* [Task brief] Copy out the records below, putting "history-rule" in place of "history-line" wherever it occurs. Change nothing else.

* [Given data]
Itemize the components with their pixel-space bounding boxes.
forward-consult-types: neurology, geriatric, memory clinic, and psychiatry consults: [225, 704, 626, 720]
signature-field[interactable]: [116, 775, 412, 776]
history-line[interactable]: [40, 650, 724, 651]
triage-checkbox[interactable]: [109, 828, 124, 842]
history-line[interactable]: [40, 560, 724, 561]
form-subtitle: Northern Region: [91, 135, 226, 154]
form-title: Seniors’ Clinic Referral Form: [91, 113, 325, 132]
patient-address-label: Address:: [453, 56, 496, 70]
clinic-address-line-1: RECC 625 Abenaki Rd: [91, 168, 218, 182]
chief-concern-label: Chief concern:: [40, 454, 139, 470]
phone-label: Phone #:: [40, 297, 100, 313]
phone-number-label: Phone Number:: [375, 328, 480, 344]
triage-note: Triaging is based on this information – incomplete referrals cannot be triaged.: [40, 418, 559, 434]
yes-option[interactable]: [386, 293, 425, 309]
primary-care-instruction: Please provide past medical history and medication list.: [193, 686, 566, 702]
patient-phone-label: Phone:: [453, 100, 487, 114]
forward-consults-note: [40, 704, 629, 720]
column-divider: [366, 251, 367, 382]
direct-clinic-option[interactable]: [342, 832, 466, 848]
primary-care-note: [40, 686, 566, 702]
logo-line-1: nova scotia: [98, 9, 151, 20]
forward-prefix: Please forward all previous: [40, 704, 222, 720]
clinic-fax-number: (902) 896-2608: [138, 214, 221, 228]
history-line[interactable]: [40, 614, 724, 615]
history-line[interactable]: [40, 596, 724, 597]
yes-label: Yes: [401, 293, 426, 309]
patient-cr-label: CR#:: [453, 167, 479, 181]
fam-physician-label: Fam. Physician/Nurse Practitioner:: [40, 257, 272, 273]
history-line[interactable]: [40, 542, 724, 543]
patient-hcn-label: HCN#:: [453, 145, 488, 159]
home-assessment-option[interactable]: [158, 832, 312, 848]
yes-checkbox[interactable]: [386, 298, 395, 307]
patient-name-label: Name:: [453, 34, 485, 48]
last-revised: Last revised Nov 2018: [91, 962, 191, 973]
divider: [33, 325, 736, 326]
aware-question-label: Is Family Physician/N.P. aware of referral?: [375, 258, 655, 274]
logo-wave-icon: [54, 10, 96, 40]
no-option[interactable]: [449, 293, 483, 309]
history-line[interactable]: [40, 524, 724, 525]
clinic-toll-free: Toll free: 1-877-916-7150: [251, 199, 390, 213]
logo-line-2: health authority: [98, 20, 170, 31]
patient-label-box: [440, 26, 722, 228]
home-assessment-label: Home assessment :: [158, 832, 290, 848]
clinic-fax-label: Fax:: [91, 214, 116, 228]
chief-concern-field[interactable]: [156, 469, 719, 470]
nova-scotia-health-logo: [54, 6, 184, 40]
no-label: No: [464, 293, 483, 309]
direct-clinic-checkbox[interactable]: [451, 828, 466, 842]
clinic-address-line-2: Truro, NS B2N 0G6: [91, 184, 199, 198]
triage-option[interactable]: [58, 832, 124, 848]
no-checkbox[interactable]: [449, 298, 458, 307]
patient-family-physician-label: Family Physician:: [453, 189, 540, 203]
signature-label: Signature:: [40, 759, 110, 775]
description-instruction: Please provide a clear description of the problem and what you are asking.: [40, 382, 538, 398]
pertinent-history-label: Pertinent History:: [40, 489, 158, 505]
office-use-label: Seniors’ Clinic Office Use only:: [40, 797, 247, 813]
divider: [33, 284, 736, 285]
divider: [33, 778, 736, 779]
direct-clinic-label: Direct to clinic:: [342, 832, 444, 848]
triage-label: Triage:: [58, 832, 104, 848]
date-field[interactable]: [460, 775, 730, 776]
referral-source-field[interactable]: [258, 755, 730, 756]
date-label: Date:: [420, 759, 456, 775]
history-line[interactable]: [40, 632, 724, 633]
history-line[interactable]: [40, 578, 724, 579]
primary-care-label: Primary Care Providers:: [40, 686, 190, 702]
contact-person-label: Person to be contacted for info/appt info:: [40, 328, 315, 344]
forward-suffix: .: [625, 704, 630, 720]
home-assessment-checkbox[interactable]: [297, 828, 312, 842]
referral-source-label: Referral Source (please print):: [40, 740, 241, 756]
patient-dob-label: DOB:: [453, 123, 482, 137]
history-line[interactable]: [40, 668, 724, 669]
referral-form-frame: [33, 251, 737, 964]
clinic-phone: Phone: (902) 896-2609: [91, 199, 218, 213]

* [Exercise output]
Itemize the components with their pixel-space bounding boxes.
forward-consult-types: neurology, geriatric, memory clinic, and psychiatry consults: [225, 704, 626, 720]
signature-field[interactable]: [116, 775, 412, 776]
history-rule[interactable]: [40, 650, 724, 651]
triage-checkbox[interactable]: [109, 828, 124, 842]
history-rule[interactable]: [40, 560, 724, 561]
form-subtitle: Northern Region: [91, 135, 226, 154]
form-title: Seniors’ Clinic Referral Form: [91, 113, 325, 132]
patient-address-label: Address:: [453, 56, 496, 70]
clinic-address-line-1: RECC 625 Abenaki Rd: [91, 168, 218, 182]
chief-concern-label: Chief concern:: [40, 454, 139, 470]
phone-label: Phone #:: [40, 297, 100, 313]
phone-number-label: Phone Number:: [375, 328, 480, 344]
triage-note: Triaging is based on this information – incomplete referrals cannot be triaged.: [40, 418, 559, 434]
yes-option[interactable]: [386, 293, 425, 309]
primary-care-instruction: Please provide past medical history and medication list.: [193, 686, 566, 702]
patient-phone-label: Phone:: [453, 100, 487, 114]
forward-consults-note: [40, 704, 629, 720]
column-divider: [366, 251, 367, 382]
direct-clinic-option[interactable]: [342, 832, 466, 848]
primary-care-note: [40, 686, 566, 702]
logo-line-1: nova scotia: [98, 9, 151, 20]
forward-prefix: Please forward all previous: [40, 704, 222, 720]
clinic-fax-number: (902) 896-2608: [138, 214, 221, 228]
history-rule[interactable]: [40, 614, 724, 615]
history-rule[interactable]: [40, 596, 724, 597]
yes-label: Yes: [401, 293, 426, 309]
patient-cr-label: CR#:: [453, 167, 479, 181]
fam-physician-label: Fam. Physician/Nurse Practitioner:: [40, 257, 272, 273]
history-rule[interactable]: [40, 542, 724, 543]
patient-hcn-label: HCN#:: [453, 145, 488, 159]
home-assessment-option[interactable]: [158, 832, 312, 848]
yes-checkbox[interactable]: [386, 298, 395, 307]
patient-name-label: Name:: [453, 34, 485, 48]
last-revised: Last revised Nov 2018: [91, 962, 191, 973]
divider: [33, 325, 736, 326]
aware-question-label: Is Family Physician/N.P. aware of referral?: [375, 258, 655, 274]
logo-wave-icon: [54, 10, 96, 40]
no-option[interactable]: [449, 293, 483, 309]
history-rule[interactable]: [40, 524, 724, 525]
clinic-toll-free: Toll free: 1-877-916-7150: [251, 199, 390, 213]
logo-line-2: health authority: [98, 20, 170, 31]
patient-label-box: [440, 26, 722, 228]
home-assessment-label: Home assessment :: [158, 832, 290, 848]
clinic-fax-label: Fax:: [91, 214, 116, 228]
chief-concern-field[interactable]: [156, 469, 719, 470]
nova-scotia-health-logo: [54, 6, 184, 40]
no-label: No: [464, 293, 483, 309]
direct-clinic-checkbox[interactable]: [451, 828, 466, 842]
clinic-address-line-2: Truro, NS B2N 0G6: [91, 184, 199, 198]
triage-option[interactable]: [58, 832, 124, 848]
no-checkbox[interactable]: [449, 298, 458, 307]
patient-family-physician-label: Family Physician:: [453, 189, 540, 203]
signature-label: Signature:: [40, 759, 110, 775]
description-instruction: Please provide a clear description of the problem and what you are asking.: [40, 382, 538, 398]
pertinent-history-label: Pertinent History:: [40, 489, 158, 505]
office-use-label: Seniors’ Clinic Office Use only:: [40, 797, 247, 813]
divider: [33, 284, 736, 285]
divider: [33, 778, 736, 779]
direct-clinic-label: Direct to clinic:: [342, 832, 444, 848]
triage-label: Triage:: [58, 832, 104, 848]
date-field[interactable]: [460, 775, 730, 776]
referral-source-field[interactable]: [258, 755, 730, 756]
date-label: Date:: [420, 759, 456, 775]
history-rule[interactable]: [40, 632, 724, 633]
history-rule[interactable]: [40, 578, 724, 579]
primary-care-label: Primary Care Providers:: [40, 686, 190, 702]
contact-person-label: Person to be contacted for info/appt info:: [40, 328, 315, 344]
forward-suffix: .: [625, 704, 630, 720]
home-assessment-checkbox[interactable]: [297, 828, 312, 842]
referral-source-label: Referral Source (please print):: [40, 740, 241, 756]
patient-dob-label: DOB:: [453, 123, 482, 137]
history-rule[interactable]: [40, 668, 724, 669]
referral-form-frame: [33, 251, 737, 964]
clinic-phone: Phone: (902) 896-2609: [91, 199, 218, 213]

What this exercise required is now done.